* PROBLEM TO SOLVE
Can you edit the rows from the first one up to and including the line containing "Circle shape: [813, 151, 829, 167]" so that "Circle shape" becomes "Ellipse shape", leaving everything else the same and returning only those lines?

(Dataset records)
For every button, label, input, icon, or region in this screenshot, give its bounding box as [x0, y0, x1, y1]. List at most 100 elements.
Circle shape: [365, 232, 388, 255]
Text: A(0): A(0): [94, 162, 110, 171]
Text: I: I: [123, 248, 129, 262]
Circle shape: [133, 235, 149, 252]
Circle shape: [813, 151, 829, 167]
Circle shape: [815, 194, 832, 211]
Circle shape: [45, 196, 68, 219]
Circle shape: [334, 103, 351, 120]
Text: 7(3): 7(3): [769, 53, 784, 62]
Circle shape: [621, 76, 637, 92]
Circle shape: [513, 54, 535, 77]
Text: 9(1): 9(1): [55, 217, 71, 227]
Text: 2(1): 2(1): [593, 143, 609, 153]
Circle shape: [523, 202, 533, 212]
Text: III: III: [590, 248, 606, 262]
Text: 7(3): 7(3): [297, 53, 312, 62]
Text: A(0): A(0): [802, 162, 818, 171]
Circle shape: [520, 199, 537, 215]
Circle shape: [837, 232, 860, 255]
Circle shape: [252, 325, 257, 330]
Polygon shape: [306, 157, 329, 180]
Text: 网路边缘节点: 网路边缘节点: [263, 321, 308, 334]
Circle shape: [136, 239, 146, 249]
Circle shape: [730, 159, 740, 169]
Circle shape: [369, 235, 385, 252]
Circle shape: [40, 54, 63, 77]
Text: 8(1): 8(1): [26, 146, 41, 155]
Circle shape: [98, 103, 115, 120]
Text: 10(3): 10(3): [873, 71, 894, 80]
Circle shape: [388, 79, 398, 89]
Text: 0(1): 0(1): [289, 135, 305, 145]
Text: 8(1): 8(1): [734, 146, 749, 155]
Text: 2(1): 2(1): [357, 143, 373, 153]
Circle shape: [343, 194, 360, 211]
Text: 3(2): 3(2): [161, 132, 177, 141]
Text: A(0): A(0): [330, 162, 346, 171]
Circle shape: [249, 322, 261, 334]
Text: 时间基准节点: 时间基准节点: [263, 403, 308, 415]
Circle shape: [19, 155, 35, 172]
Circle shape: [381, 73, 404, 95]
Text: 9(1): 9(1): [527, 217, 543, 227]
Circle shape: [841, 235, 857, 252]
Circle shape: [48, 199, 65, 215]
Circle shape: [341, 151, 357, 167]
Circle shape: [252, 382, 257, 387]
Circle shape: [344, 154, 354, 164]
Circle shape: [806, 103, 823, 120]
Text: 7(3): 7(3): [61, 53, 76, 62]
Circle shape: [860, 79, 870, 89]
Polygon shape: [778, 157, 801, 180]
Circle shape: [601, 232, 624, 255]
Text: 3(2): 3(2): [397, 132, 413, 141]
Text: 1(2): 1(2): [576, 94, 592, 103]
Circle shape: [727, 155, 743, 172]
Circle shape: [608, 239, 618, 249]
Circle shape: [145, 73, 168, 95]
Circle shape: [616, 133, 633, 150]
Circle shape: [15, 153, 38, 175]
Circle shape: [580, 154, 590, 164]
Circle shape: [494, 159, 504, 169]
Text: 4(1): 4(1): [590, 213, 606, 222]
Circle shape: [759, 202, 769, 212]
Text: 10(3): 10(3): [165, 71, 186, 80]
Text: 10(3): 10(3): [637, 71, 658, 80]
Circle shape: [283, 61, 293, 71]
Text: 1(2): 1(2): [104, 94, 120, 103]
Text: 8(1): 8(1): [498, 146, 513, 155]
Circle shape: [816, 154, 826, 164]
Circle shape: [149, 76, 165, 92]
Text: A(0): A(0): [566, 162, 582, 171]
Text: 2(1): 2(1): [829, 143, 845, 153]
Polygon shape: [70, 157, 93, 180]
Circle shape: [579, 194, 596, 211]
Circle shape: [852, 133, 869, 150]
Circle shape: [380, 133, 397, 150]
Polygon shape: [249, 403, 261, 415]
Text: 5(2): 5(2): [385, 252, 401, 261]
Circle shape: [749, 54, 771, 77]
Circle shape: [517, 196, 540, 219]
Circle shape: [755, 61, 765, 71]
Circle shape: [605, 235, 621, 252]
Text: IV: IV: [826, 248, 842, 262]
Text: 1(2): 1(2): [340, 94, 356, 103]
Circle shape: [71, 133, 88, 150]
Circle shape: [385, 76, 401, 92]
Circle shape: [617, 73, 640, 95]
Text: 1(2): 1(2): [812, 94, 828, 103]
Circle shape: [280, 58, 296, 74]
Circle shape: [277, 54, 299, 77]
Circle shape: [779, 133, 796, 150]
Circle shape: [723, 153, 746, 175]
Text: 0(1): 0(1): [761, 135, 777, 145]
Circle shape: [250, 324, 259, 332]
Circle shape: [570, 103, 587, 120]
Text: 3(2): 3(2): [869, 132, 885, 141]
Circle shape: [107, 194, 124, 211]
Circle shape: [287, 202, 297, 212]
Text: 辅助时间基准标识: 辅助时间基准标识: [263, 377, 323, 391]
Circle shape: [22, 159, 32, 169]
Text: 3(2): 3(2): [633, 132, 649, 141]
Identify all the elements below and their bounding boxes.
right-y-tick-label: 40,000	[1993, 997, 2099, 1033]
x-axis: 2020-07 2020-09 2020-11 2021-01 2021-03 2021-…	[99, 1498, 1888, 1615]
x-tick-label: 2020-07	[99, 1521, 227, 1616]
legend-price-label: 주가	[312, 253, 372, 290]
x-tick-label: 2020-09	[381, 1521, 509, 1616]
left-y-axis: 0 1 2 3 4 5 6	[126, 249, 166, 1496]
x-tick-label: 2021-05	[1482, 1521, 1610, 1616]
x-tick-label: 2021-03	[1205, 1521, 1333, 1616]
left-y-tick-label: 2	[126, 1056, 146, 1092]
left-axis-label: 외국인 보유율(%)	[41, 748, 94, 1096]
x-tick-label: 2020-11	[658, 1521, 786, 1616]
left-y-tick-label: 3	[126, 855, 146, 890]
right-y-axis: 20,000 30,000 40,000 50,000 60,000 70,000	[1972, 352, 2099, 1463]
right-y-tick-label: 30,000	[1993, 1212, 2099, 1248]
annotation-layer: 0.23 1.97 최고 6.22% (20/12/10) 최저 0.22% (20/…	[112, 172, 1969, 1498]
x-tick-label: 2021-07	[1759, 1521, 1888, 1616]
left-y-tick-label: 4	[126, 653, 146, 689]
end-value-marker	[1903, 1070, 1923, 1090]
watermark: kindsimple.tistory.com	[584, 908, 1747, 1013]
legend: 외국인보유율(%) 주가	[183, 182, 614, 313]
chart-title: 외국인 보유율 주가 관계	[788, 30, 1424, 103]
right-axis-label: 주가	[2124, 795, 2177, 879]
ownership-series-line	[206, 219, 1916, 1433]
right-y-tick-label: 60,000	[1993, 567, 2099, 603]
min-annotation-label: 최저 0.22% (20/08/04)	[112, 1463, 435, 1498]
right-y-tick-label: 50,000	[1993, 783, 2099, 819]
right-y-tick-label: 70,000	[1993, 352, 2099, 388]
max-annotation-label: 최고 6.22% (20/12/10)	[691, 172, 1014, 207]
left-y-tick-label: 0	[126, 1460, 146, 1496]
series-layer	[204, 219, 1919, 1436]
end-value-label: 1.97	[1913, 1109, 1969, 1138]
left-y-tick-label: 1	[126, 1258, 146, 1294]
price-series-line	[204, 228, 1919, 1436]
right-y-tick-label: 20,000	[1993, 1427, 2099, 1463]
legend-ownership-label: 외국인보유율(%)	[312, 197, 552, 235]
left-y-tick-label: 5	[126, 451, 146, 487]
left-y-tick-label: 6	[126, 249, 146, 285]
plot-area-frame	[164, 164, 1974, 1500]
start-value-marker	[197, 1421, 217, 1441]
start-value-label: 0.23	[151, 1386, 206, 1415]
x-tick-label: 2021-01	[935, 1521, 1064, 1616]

* WRITTEN ANSWER
For every button, label, input, icon, or region in this screenshot, give its bounding box as [x0, y0, x1, y1]. List at most 100 elements.
Ellipse shape: [365, 232, 388, 255]
Text: A(0): A(0): [94, 162, 110, 171]
Text: I: I: [123, 248, 129, 262]
Ellipse shape: [133, 235, 149, 252]
Ellipse shape: [813, 151, 829, 167]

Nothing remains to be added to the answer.